%%
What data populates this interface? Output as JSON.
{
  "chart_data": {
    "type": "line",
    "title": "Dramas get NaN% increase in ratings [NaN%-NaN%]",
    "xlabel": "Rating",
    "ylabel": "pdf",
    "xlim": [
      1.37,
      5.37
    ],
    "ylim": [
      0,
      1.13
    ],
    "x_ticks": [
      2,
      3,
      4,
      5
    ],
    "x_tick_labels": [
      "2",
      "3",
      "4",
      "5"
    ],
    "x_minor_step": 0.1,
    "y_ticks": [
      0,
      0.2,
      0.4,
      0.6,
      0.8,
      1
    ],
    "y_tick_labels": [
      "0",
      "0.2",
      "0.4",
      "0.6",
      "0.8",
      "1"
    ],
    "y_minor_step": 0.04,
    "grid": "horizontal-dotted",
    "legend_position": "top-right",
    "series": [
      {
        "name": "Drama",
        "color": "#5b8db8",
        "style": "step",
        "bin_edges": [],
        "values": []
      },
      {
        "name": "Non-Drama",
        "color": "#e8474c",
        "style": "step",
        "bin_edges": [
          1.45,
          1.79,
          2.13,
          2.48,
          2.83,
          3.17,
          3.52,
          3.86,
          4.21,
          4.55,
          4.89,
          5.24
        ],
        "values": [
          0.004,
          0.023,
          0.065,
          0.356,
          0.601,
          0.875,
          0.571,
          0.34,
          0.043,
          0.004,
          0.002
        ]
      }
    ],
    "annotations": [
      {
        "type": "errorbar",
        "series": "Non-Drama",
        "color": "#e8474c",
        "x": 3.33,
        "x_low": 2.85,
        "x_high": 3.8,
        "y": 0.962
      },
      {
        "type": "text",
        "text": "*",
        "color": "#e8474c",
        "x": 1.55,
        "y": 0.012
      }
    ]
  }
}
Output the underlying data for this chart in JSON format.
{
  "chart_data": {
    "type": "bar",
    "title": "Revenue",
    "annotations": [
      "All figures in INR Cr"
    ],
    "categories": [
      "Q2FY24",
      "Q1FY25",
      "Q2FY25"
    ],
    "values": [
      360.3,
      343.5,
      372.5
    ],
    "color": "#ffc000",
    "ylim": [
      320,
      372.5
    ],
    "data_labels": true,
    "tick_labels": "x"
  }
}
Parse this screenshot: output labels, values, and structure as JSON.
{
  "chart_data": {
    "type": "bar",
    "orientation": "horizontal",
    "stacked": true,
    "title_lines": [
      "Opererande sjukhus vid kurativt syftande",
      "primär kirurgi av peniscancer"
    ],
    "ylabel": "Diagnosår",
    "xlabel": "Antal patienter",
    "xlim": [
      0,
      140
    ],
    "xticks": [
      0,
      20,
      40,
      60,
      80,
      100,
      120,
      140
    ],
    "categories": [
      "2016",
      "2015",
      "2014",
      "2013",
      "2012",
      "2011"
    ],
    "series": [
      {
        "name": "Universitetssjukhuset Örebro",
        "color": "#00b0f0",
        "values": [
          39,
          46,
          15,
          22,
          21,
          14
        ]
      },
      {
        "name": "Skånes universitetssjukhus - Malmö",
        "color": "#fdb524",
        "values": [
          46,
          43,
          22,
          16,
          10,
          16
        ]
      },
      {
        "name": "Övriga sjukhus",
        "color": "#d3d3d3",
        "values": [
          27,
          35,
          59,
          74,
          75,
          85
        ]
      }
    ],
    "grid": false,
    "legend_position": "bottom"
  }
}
%%
Prompt:
Can you give every line above again, exactly as written?

Solution to this task:
What data populates this interface? Output as JSON.
{
  "chart_data": {
    "type": "line",
    "title": "Dramas get NaN% increase in ratings [NaN%-NaN%]",
    "xlabel": "Rating",
    "ylabel": "pdf",
    "xlim": [
      1.37,
      5.37
    ],
    "ylim": [
      0,
      1.13
    ],
    "x_ticks": [
      2,
      3,
      4,
      5
    ],
    "x_tick_labels": [
      "2",
      "3",
      "4",
      "5"
    ],
    "x_minor_step": 0.1,
    "y_ticks": [
      0,
      0.2,
      0.4,
      0.6,
      0.8,
      1
    ],
    "y_tick_labels": [
      "0",
      "0.2",
      "0.4",
      "0.6",
      "0.8",
      "1"
    ],
    "y_minor_step": 0.04,
    "grid": "horizontal-dotted",
    "legend_position": "top-right",
    "series": [
      {
        "name": "Drama",
        "color": "#5b8db8",
        "style": "step",
        "bin_edges": [],
        "values": []
      },
      {
        "name": "Non-Drama",
        "color": "#e8474c",
        "style": "step",
        "bin_edges": [
          1.45,
          1.79,
          2.13,
          2.48,
          2.83,
          3.17,
          3.52,
          3.86,
          4.21,
          4.55,
          4.89,
          5.24
        ],
        "values": [
          0.004,
          0.023,
          0.065,
          0.356,
          0.601,
          0.875,
          0.571,
          0.34,
          0.043,
          0.004,
          0.002
        ]
      }
    ],
    "annotations": [
      {
        "type": "errorbar",
        "series": "Non-Drama",
        "color": "#e8474c",
        "x": 3.33,
        "x_low": 2.85,
        "x_high": 3.8,
        "y": 0.962
      },
      {
        "type": "text",
        "text": "*",
        "color": "#e8474c",
        "x": 1.55,
        "y": 0.012
      }
    ]
  }
}
Output the underlying data for this chart in JSON format.
{
  "chart_data": {
    "type": "bar",
    "title": "Revenue",
    "annotations": [
      "All figures in INR Cr"
    ],
    "categories": [
      "Q2FY24",
      "Q1FY25",
      "Q2FY25"
    ],
    "values": [
      360.3,
      343.5,
      372.5
    ],
    "color": "#ffc000",
    "ylim": [
      320,
      372.5
    ],
    "data_labels": true,
    "tick_labels": "x"
  }
}
Parse this screenshot: output labels, values, and structure as JSON.
{
  "chart_data": {
    "type": "bar",
    "orientation": "horizontal",
    "stacked": true,
    "title_lines": [
      "Opererande sjukhus vid kurativt syftande",
      "primär kirurgi av peniscancer"
    ],
    "ylabel": "Diagnosår",
    "xlabel": "Antal patienter",
    "xlim": [
      0,
      140
    ],
    "xticks": [
      0,
      20,
      40,
      60,
      80,
      100,
      120,
      140
    ],
    "categories": [
      "2016",
      "2015",
      "2014",
      "2013",
      "2012",
      "2011"
    ],
    "series": [
      {
        "name": "Universitetssjukhuset Örebro",
        "color": "#00b0f0",
        "values": [
          39,
          46,
          15,
          22,
          21,
          14
        ]
      },
      {
        "name": "Skånes universitetssjukhus - Malmö",
        "color": "#fdb524",
        "values": [
          46,
          43,
          22,
          16,
          10,
          16
        ]
      },
      {
        "name": "Övriga sjukhus",
        "color": "#d3d3d3",
        "values": [
          27,
          35,
          59,
          74,
          75,
          85
        ]
      }
    ],
    "grid": false,
    "legend_position": "bottom"
  }
}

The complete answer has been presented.